#### LISTED RECORDS ####
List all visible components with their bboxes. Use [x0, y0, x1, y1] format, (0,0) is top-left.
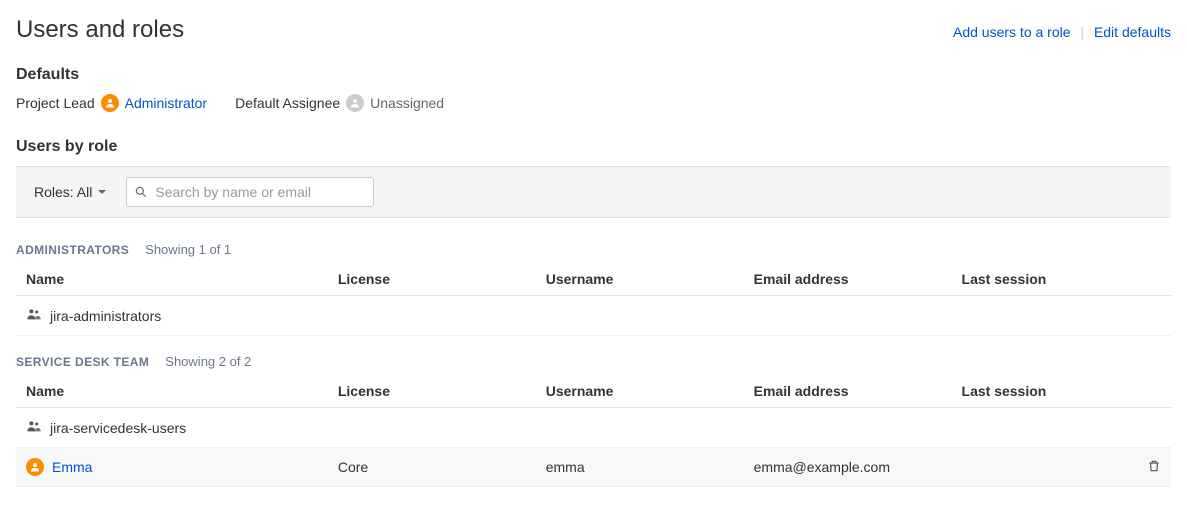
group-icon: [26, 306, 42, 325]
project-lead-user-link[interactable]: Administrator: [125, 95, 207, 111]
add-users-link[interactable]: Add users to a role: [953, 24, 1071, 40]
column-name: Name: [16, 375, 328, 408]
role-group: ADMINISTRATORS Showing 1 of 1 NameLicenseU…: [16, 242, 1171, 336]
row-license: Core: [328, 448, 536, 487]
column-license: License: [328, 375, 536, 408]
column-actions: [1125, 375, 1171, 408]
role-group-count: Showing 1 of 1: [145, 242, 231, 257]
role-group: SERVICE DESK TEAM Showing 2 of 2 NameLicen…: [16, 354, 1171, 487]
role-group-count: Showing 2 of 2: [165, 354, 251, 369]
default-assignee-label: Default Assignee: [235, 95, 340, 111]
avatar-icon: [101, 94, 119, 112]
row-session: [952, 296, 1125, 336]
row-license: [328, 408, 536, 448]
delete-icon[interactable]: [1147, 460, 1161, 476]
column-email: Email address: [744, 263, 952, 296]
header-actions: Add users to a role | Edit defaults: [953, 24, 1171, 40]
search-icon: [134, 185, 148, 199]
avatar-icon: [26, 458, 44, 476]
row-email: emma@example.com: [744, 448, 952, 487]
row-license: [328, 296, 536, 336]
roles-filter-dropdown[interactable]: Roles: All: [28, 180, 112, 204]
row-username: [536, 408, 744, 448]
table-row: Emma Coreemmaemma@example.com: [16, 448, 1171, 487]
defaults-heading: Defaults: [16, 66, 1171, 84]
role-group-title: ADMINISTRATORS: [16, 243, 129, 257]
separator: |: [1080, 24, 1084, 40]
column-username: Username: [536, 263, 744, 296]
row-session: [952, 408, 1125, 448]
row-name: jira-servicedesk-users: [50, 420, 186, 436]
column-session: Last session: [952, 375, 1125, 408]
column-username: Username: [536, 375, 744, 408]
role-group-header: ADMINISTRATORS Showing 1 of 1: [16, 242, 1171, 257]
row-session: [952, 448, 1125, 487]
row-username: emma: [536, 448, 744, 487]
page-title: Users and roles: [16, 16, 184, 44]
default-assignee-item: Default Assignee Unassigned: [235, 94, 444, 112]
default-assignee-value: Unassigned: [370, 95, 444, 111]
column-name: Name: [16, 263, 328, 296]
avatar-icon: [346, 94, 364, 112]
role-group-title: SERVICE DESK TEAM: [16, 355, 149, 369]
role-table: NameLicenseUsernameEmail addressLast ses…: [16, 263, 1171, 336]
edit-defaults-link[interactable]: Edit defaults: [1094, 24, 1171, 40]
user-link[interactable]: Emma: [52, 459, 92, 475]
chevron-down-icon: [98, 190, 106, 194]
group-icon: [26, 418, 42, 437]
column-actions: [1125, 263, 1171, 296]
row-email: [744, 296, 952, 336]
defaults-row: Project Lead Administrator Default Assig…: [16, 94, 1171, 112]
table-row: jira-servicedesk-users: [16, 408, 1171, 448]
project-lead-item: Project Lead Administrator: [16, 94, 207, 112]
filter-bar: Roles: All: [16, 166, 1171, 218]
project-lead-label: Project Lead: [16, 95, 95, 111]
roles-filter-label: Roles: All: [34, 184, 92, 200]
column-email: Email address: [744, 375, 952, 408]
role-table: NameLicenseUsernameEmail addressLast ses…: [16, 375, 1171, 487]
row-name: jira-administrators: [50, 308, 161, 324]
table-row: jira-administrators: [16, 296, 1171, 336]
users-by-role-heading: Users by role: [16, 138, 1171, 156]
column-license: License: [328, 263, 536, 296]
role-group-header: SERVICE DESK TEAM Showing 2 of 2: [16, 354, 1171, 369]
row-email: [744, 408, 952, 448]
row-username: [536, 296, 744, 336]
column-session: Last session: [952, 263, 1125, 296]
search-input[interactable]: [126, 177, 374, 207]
####
#### LISTED RECORDS ####
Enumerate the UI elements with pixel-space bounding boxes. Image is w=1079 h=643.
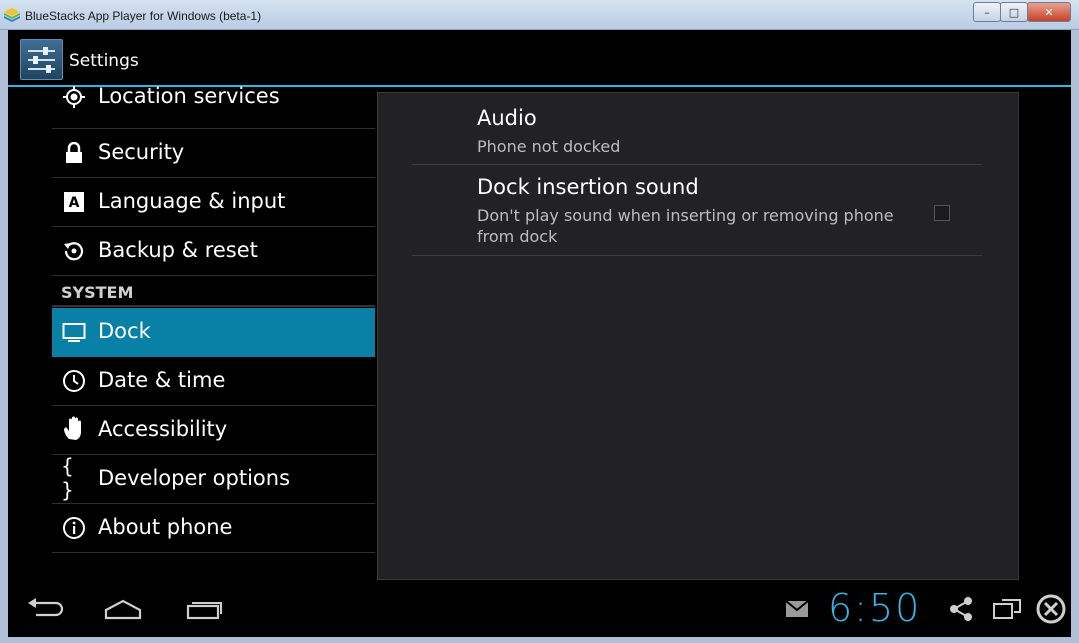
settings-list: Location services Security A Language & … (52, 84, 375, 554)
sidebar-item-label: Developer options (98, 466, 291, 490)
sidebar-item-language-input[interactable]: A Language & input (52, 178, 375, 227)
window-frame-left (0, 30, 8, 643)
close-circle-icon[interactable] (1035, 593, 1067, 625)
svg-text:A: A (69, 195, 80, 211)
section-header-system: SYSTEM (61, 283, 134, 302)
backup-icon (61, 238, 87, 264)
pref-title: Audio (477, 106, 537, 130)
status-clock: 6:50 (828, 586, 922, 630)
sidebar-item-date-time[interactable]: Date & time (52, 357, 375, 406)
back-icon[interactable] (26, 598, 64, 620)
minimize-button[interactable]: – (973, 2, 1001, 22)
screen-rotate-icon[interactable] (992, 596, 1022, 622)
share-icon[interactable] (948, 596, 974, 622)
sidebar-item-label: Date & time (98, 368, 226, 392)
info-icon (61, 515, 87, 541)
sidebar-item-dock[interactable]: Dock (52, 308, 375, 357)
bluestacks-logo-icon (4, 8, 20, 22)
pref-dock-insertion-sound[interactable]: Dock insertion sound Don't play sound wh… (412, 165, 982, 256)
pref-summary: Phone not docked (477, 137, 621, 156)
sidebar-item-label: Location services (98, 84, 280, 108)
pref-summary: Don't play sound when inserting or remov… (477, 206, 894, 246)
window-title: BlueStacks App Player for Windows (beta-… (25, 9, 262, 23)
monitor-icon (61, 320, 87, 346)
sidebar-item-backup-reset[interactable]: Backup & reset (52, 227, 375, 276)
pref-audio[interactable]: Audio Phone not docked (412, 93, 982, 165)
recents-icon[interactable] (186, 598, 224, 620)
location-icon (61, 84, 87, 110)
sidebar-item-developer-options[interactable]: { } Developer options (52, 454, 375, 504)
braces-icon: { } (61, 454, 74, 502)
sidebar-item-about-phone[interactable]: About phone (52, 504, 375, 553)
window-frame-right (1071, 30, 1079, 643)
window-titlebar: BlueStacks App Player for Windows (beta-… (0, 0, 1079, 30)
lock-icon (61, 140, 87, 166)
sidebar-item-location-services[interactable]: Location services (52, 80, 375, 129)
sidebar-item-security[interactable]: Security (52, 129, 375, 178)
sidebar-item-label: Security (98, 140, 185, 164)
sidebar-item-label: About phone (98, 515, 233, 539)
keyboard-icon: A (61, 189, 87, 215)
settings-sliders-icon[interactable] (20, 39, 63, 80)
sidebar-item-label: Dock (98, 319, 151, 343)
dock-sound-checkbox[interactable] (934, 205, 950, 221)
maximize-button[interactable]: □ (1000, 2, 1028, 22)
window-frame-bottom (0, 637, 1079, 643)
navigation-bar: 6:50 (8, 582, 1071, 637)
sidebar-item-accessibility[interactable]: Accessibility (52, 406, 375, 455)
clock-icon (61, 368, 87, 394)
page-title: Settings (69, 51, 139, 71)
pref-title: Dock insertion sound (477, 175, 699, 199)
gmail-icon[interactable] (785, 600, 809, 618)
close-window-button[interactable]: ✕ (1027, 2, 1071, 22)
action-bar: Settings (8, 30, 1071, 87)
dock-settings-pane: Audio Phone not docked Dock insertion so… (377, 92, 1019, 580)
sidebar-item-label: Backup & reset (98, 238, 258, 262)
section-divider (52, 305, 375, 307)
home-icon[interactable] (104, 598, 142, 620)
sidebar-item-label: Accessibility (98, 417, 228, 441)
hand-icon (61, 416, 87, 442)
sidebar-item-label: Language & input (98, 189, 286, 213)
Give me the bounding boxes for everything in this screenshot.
####
_PROBLEM DETAILS_: Please filter the material above and copy out every line that contains the string "Windows", treating uppercase and lowercase letters as different.

_ANSWER FOR THIS EXERCISE_:
window-title: BlueStacks App Player for Windows (beta-… (25, 9, 262, 23)
window-titlebar: BlueStacks App Player for Windows (beta-… (0, 0, 1079, 30)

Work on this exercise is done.